* _Instructions to follow_
Find every line containing the word "series" and report the count, nothing more.
┌────────
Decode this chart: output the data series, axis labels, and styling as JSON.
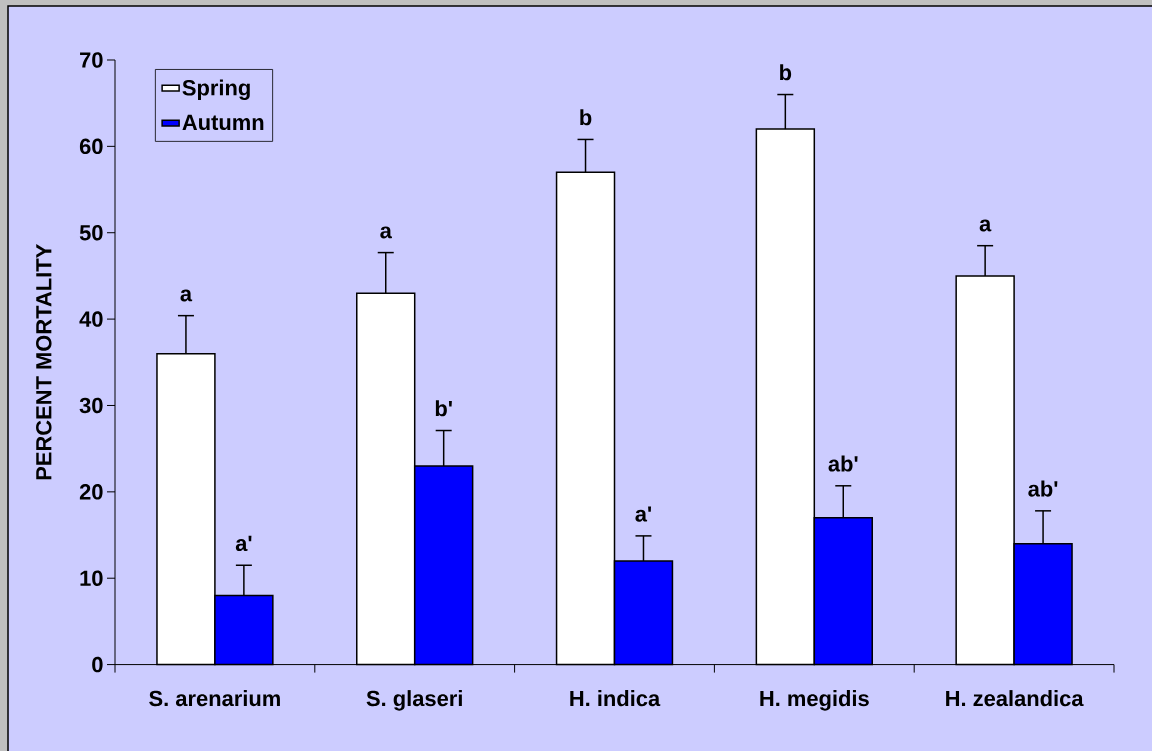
{
  "chart_data": {
    "type": "bar",
    "ylabel": "PERCENT MORTALITY",
    "categories": [
      "S. arenarium",
      "S. glaseri",
      "H. indica",
      "H. megidis",
      "H. zealandica"
    ],
    "series": [
      {
        "name": "Spring",
        "color": "#ffffff",
        "values": [
          36,
          43,
          57,
          62,
          45
        ],
        "errors": [
          4.4,
          4.7,
          3.8,
          4,
          3.5
        ],
        "value_labels": [
          "a",
          "a",
          "b",
          "b",
          "a"
        ]
      },
      {
        "name": "Autumn",
        "color": "#0000ff",
        "values": [
          8,
          23,
          12,
          17,
          14
        ],
        "errors": [
          3.5,
          4.1,
          2.9,
          3.7,
          3.8
        ],
        "value_labels": [
          "a'",
          "b'",
          "a'",
          "ab'",
          "ab'"
        ]
      }
    ],
    "ylim": [
      0,
      70
    ],
    "yticks": [
      0,
      10,
      20,
      30,
      40,
      50,
      60,
      70
    ],
    "legend": "top left"
  }
}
└────────
* _The output_
2